## [BRIEF]
Copy the lines below word for word, beginning with the line that contains "mp3-file-icon: ♪ bbox=[478, 268, 491, 283]" and ending with the line that contains "file-row[interactable]: ♪ 1-09", including both of those lines.

Element location data:
________
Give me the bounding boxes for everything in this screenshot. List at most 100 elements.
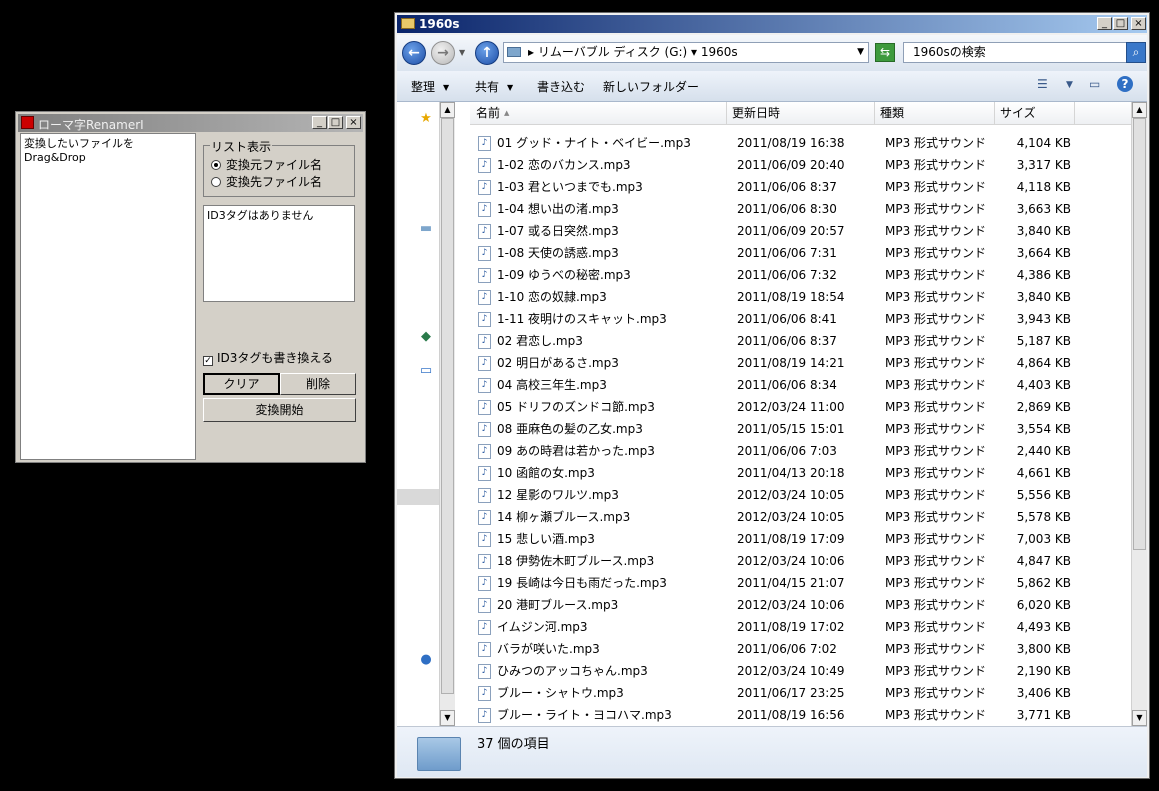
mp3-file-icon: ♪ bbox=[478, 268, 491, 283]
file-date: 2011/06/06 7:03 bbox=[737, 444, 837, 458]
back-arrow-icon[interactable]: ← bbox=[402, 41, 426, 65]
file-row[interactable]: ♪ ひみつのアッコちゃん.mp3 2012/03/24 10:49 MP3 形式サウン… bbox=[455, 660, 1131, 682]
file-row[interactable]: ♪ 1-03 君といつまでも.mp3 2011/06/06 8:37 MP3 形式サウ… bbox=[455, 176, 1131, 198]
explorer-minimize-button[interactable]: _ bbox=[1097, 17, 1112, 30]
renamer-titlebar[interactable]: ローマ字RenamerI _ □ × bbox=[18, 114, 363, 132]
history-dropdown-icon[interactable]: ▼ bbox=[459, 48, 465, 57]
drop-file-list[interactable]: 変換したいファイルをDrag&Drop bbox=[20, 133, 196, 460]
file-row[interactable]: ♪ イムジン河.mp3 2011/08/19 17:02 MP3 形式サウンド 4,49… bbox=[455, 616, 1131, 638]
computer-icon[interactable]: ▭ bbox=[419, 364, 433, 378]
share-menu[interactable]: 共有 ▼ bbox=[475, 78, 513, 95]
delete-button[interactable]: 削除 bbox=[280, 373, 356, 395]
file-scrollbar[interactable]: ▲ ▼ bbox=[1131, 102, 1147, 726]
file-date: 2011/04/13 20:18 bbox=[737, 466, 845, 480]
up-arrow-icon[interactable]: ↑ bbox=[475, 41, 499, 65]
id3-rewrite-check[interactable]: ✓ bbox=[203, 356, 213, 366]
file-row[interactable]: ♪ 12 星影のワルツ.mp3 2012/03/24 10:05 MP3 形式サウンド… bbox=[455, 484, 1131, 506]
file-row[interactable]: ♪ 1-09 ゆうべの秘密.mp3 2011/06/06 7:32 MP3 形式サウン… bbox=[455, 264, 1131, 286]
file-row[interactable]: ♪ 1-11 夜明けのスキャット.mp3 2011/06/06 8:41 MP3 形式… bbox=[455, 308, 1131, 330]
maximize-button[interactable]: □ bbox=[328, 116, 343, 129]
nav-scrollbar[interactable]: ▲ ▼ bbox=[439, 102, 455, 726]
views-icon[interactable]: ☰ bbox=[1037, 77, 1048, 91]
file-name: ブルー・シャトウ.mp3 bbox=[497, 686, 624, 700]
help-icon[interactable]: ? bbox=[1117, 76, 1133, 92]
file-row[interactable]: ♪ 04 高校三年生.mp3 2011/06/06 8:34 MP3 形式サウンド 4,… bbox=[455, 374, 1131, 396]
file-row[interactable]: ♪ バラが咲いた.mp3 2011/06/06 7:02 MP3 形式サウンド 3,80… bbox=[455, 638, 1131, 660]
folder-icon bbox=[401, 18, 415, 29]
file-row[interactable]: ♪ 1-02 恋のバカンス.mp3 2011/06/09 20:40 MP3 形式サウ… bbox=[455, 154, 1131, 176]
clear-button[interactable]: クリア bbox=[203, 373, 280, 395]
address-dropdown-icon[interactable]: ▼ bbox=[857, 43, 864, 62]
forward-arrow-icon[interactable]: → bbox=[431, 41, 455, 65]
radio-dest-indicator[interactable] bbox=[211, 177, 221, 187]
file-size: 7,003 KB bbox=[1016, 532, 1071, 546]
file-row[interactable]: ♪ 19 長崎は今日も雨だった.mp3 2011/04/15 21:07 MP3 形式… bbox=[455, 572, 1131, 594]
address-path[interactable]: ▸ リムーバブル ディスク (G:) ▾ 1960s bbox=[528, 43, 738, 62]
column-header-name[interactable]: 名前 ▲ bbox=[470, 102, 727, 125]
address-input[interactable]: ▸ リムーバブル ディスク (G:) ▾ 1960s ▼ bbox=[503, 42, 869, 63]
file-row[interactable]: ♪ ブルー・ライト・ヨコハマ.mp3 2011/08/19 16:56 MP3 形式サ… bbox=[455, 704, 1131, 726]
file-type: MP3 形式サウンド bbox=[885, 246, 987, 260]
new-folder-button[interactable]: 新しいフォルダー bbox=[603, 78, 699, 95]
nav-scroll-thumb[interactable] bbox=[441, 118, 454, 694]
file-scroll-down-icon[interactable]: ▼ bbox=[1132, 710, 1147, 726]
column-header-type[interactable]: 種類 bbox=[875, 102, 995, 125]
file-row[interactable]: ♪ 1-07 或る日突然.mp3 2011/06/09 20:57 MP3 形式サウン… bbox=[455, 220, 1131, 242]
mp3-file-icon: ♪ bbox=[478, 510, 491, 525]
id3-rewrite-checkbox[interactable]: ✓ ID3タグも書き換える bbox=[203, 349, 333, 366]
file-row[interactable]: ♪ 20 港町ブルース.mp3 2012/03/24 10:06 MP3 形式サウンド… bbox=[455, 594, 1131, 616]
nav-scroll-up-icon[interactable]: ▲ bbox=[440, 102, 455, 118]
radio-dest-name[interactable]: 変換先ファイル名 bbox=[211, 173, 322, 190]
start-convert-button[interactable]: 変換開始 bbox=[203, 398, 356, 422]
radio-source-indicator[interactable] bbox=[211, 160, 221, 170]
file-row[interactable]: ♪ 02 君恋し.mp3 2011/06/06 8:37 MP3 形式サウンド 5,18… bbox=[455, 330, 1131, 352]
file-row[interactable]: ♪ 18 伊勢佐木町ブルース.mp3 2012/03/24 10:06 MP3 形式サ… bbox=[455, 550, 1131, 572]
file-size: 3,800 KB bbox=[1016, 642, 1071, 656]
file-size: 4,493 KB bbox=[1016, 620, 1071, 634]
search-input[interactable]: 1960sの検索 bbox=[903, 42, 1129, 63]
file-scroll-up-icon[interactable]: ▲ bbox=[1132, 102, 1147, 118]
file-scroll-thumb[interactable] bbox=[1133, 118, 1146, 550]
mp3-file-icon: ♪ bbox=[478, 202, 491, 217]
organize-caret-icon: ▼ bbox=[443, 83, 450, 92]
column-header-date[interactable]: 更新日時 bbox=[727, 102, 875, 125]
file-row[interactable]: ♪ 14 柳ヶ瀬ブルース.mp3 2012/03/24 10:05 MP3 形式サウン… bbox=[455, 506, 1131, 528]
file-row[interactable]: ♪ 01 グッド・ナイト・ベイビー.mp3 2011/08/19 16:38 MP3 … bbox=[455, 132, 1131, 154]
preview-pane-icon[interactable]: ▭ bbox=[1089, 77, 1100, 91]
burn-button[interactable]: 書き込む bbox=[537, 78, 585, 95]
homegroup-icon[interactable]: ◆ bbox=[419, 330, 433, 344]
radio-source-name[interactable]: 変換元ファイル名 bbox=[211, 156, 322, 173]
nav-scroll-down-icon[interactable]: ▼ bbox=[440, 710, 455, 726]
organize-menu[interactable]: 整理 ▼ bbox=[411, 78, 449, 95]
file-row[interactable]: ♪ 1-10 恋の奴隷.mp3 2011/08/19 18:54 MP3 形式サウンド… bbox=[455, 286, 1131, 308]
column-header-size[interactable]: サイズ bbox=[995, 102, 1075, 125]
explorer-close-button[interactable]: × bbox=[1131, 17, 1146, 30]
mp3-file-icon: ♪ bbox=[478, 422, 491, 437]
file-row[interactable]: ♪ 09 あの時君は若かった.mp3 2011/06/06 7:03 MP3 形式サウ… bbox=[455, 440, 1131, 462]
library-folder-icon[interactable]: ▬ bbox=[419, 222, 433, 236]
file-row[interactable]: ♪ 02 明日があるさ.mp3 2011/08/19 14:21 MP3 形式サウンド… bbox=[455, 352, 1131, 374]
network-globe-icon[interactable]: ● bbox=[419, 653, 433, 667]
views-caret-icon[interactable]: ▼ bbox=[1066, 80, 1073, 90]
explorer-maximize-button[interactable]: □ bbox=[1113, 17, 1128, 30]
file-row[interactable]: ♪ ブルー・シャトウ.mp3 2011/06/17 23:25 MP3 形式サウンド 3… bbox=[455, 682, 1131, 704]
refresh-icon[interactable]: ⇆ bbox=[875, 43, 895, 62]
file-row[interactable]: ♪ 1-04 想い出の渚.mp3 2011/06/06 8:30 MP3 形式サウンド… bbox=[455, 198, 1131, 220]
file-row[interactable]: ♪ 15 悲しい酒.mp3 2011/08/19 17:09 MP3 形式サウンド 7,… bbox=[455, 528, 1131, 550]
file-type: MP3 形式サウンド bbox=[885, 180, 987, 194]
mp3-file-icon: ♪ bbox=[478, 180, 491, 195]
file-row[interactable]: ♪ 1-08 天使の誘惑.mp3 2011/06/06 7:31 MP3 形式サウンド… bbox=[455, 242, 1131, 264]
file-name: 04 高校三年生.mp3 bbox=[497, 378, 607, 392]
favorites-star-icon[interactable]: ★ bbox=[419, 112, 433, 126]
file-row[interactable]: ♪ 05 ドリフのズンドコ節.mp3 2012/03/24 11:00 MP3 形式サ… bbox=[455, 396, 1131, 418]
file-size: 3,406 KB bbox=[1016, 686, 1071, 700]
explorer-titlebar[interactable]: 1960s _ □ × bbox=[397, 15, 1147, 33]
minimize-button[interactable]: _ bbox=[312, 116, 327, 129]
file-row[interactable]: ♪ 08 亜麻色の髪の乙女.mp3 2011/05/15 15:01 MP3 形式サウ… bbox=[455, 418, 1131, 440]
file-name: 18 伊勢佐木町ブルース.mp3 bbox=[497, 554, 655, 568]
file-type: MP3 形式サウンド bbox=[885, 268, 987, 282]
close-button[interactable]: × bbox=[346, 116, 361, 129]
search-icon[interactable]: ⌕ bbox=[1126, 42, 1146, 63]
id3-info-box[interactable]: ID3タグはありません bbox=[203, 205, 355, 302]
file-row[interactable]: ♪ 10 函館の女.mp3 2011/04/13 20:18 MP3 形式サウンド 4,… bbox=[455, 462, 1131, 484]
________
## [THE ANSWER]
mp3-file-icon: ♪ bbox=[478, 268, 491, 283]
file-date: 2011/06/06 7:03 bbox=[737, 444, 837, 458]
back-arrow-icon[interactable]: ← bbox=[402, 41, 426, 65]
file-row[interactable]: ♪ ひみつのアッコちゃん.mp3 2012/03/24 10:49 MP3 形式サウン… bbox=[455, 660, 1131, 682]
file-row[interactable]: ♪ 1-03 君といつまでも.mp3 2011/06/06 8:37 MP3 形式サウ… bbox=[455, 176, 1131, 198]
explorer-minimize-button[interactable]: _ bbox=[1097, 17, 1112, 30]
renamer-titlebar[interactable]: ローマ字RenamerI _ □ × bbox=[18, 114, 363, 132]
history-dropdown-icon[interactable]: ▼ bbox=[459, 48, 465, 57]
drop-file-list[interactable]: 変換したいファイルをDrag&Drop bbox=[20, 133, 196, 460]
file-row[interactable]: ♪ イムジン河.mp3 2011/08/19 17:02 MP3 形式サウンド 4,49… bbox=[455, 616, 1131, 638]
computer-icon[interactable]: ▭ bbox=[419, 364, 433, 378]
share-menu[interactable]: 共有 ▼ bbox=[475, 78, 513, 95]
delete-button[interactable]: 削除 bbox=[280, 373, 356, 395]
file-scrollbar[interactable]: ▲ ▼ bbox=[1131, 102, 1147, 726]
file-date: 2011/04/13 20:18 bbox=[737, 466, 845, 480]
up-arrow-icon[interactable]: ↑ bbox=[475, 41, 499, 65]
id3-rewrite-check[interactable]: ✓ bbox=[203, 356, 213, 366]
file-row[interactable]: ♪ 12 星影のワルツ.mp3 2012/03/24 10:05 MP3 形式サウンド… bbox=[455, 484, 1131, 506]
file-row[interactable]: ♪ 1-09 ゆうべの秘密.mp3 2011/06/06 7:32 MP3 形式サウン… bbox=[455, 264, 1131, 286]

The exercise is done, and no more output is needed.